### Aim:
Tell how many lines have the string "this" in them, and write nothing besides the number.

### Rows:

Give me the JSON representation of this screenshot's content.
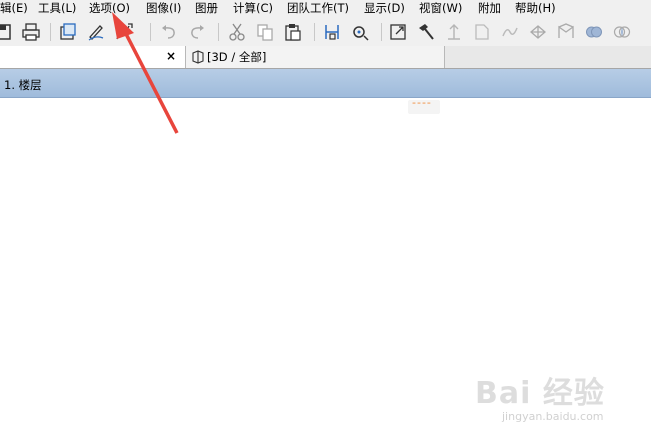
{
  "menubar": {
    "items": [
      {
        "label": "辑(E)"
      },
      {
        "label": "工具(L)"
      },
      {
        "label": "选项(O)"
      },
      {
        "label": "图像(I)"
      },
      {
        "label": "图册"
      },
      {
        "label": "计算(C)"
      },
      {
        "label": "团队工作(T)"
      },
      {
        "label": "显示(D)"
      },
      {
        "label": "视窗(W)"
      },
      {
        "label": "附加"
      },
      {
        "label": "帮助(H)"
      }
    ]
  },
  "tabs": {
    "blank_close": "×",
    "view3d_label": "[3D / 全部]"
  },
  "viewport": {
    "title": "1. 楼层",
    "dash_tag": "----"
  },
  "watermark": {
    "main": "Bai 经验",
    "sub": "jingyan.baidu.com"
  },
  "colors": {
    "arrow": "#e8453c",
    "header": "#a8c2df",
    "dash": "#f08a3a"
  }
}
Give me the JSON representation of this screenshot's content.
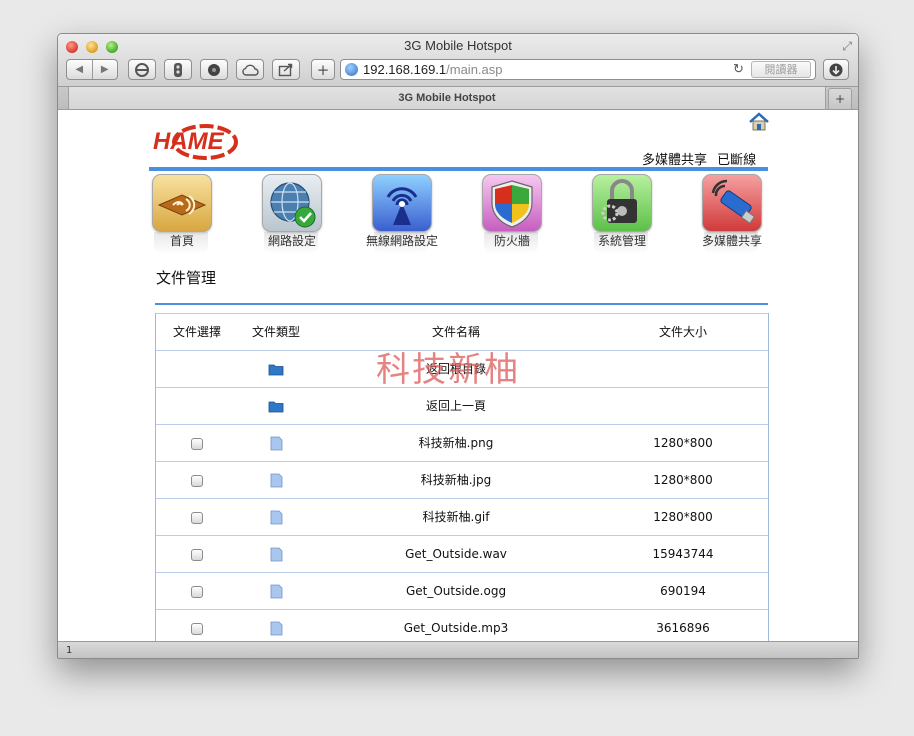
{
  "window": {
    "title": "3G Mobile Hotspot"
  },
  "toolbar": {
    "back": "◀",
    "forward": "▶",
    "add": "+"
  },
  "address": {
    "host": "192.168.169.1",
    "path": "/main.asp",
    "reader": "閱讀器"
  },
  "tab": {
    "title": "3G Mobile Hotspot",
    "new_tab": "+"
  },
  "header": {
    "logo_text": "HAME",
    "media_share": "多媒體共享",
    "connection_status": "已斷線"
  },
  "nav": [
    {
      "label": "首頁",
      "icon": "home-speaker-icon"
    },
    {
      "label": "網路設定",
      "icon": "globe-check-icon"
    },
    {
      "label": "無線網路設定",
      "icon": "wireless-antenna-icon"
    },
    {
      "label": "防火牆",
      "icon": "firewall-shield-icon"
    },
    {
      "label": "系統管理",
      "icon": "padlock-gear-icon"
    },
    {
      "label": "多媒體共享",
      "icon": "usb-stick-icon"
    }
  ],
  "page_title": "文件管理",
  "table": {
    "headers": [
      "文件選擇",
      "文件類型",
      "文件名稱",
      "文件大小"
    ],
    "rows": [
      {
        "checkbox": false,
        "type": "folder",
        "name": "返回根目錄",
        "size": ""
      },
      {
        "checkbox": false,
        "type": "folder",
        "name": "返回上一頁",
        "size": ""
      },
      {
        "checkbox": true,
        "type": "file",
        "name": "科技新柚.png",
        "size": "1280*800"
      },
      {
        "checkbox": true,
        "type": "file",
        "name": "科技新柚.jpg",
        "size": "1280*800"
      },
      {
        "checkbox": true,
        "type": "file",
        "name": "科技新柚.gif",
        "size": "1280*800"
      },
      {
        "checkbox": true,
        "type": "file",
        "name": "Get_Outside.wav",
        "size": "15943744"
      },
      {
        "checkbox": true,
        "type": "file",
        "name": "Get_Outside.ogg",
        "size": "690194"
      },
      {
        "checkbox": true,
        "type": "file",
        "name": "Get_Outside.mp3",
        "size": "3616896"
      }
    ]
  },
  "watermark": "科技新柚",
  "status_bar": "1",
  "colors": {
    "accent_blue": "#4a90e0",
    "logo_red": "#d6301c",
    "watermark": "#dc5a5a"
  }
}
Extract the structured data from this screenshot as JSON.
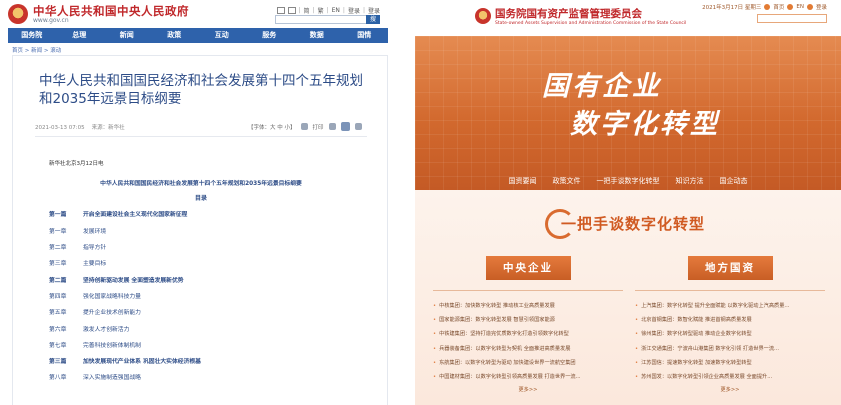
{
  "left": {
    "site_title": "中华人民共和国中央人民政府",
    "site_url": "www.gov.cn",
    "util_links": [
      "简",
      "繁",
      "EN",
      "登录",
      "登录"
    ],
    "search_btn": "搜",
    "nav": [
      "国务院",
      "总理",
      "新闻",
      "政策",
      "互动",
      "服务",
      "数据",
      "国情"
    ],
    "breadcrumb": "首页 > 新闻 > 滚动",
    "headline": "中华人民共和国国民经济和社会发展第十四个五年规划和2035年远景目标纲要",
    "meta_date": "2021-03-13 07:05",
    "meta_source": "来源：新华社",
    "font_size_label": "【字体：大 中 小】",
    "print_label": "打印",
    "dateline": "新华社北京3月12日电",
    "subtitle": "中华人民共和国国民经济和社会发展第十四个五年规划和2035年远景目标纲要",
    "toc_label": "目录",
    "toc": [
      {
        "num": "第一篇",
        "title": "开启全面建设社会主义现代化国家新征程",
        "part": true
      },
      {
        "num": "第一章",
        "title": "发展环境",
        "part": false
      },
      {
        "num": "第二章",
        "title": "指导方针",
        "part": false
      },
      {
        "num": "第三章",
        "title": "主要目标",
        "part": false
      },
      {
        "num": "第二篇",
        "title": "坚持创新驱动发展 全面塑造发展新优势",
        "part": true
      },
      {
        "num": "第四章",
        "title": "强化国家战略科技力量",
        "part": false
      },
      {
        "num": "第五章",
        "title": "提升企业技术创新能力",
        "part": false
      },
      {
        "num": "第六章",
        "title": "激发人才创新活力",
        "part": false
      },
      {
        "num": "第七章",
        "title": "完善科技创新体制机制",
        "part": false
      },
      {
        "num": "第三篇",
        "title": "加快发展现代产业体系 巩固壮大实体经济根基",
        "part": true
      },
      {
        "num": "第八章",
        "title": "深入实施制造强国战略",
        "part": false
      }
    ]
  },
  "right": {
    "org_title": "国务院国有资产监督管理委员会",
    "org_sub": "State-owned Assets Supervision and Administration Commission of the State Council",
    "header_util": [
      "2021年3月17日 星期三",
      "首页",
      "EN",
      "登录"
    ],
    "hero_line1": "国有企业",
    "hero_line2": "数字化转型",
    "hero_menu": [
      "国资要闻",
      "政策文件",
      "一把手谈数字化转型",
      "知识方法",
      "国企动态"
    ],
    "banner": "一把手谈数字化转型",
    "central": {
      "title": "中央企业",
      "items": [
        "中核集团：加快数字化转型 推动核工业高质量发展",
        "国家能源集团：数字化转型发展 智慧引领国家能源",
        "中铁建集团：坚持打造完优质数字化打造引领数字化转型",
        "兵器装备集团：以数字化转型为契机 全面推进高质量发展",
        "东航集团：以数字化转型为驱动 加快建设世界一流航空集团",
        "中国建材集团：以数字化转型引领高质量发展 打造世界一流..."
      ],
      "more": "更多>>"
    },
    "local": {
      "title": "地方国资",
      "items": [
        "上汽集团：数字化转型 提升全面赋能 以数字化驱动上汽高质量...",
        "北京首钢集团：数智化赋能 推进首钢高质量发展",
        "徐州集团：数字化转型驱动 推动企业数字化转型",
        "浙江交通集团：宁波舟山港集团 数字化引领 打造世界一流...",
        "江苏国信：提速数字化转型 加速数字化转型转型",
        "苏州国发：以数字化转型引领企业高质量发展 全面提升..."
      ],
      "more": "更多>>"
    }
  }
}
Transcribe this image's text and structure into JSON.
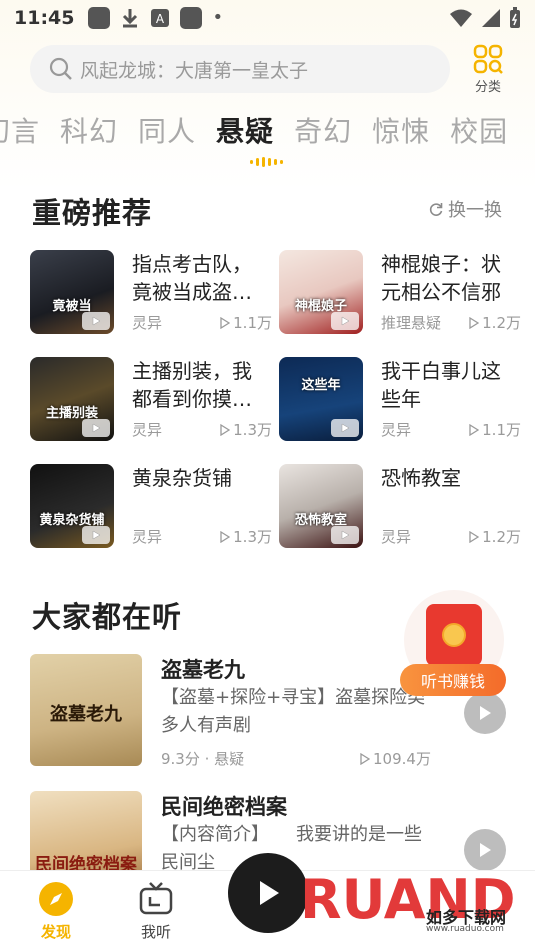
{
  "status_bar": {
    "time": "11:45"
  },
  "search": {
    "placeholder": "风起龙城：大唐第一皇太子"
  },
  "category": {
    "label": "分类"
  },
  "genre_tabs": [
    "幻言",
    "科幻",
    "同人",
    "悬疑",
    "奇幻",
    "惊悚",
    "校园"
  ],
  "active_tab": "悬疑",
  "featured": {
    "title": "重磅推荐",
    "refresh_label": "换一换",
    "books": [
      {
        "title": "指点考古队，竟被当成盗…",
        "genre": "灵异",
        "plays": "1.1万",
        "cover_text": "竟被当"
      },
      {
        "title": "神棍娘子：状元相公不信邪",
        "genre": "推理悬疑",
        "plays": "1.2万",
        "cover_text": "神棍娘子"
      },
      {
        "title": "主播别装，我都看到你摸…",
        "genre": "灵异",
        "plays": "1.3万",
        "cover_text": "主播别装"
      },
      {
        "title": "我干白事儿这些年",
        "genre": "灵异",
        "plays": "1.1万",
        "cover_text": "这些年"
      },
      {
        "title": "黄泉杂货铺",
        "genre": "灵异",
        "plays": "1.3万",
        "cover_text": "黄泉杂货铺"
      },
      {
        "title": "恐怖教室",
        "genre": "灵异",
        "plays": "1.2万",
        "cover_text": "恐怖教室"
      }
    ]
  },
  "listening": {
    "title": "大家都在听",
    "items": [
      {
        "title": "盗墓老九",
        "desc": "【盗墓+探险+寻宝】盗墓探险类多人有声剧",
        "meta": "9.3分 · 悬疑",
        "plays": "109.4万",
        "cover_text": "盗墓老九"
      },
      {
        "title": "民间绝密档案",
        "desc": "【内容简介】　　我要讲的是一些民间尘",
        "meta": "",
        "plays": "",
        "cover_text": "民间绝密档案"
      }
    ]
  },
  "reward": {
    "label": "听书赚钱"
  },
  "nav": {
    "discover": "发现",
    "mine": "我听"
  },
  "watermark": {
    "brand": "RUANDO",
    "sub": "如多下载网",
    "url": "www.ruaduo.com"
  }
}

### The output:
4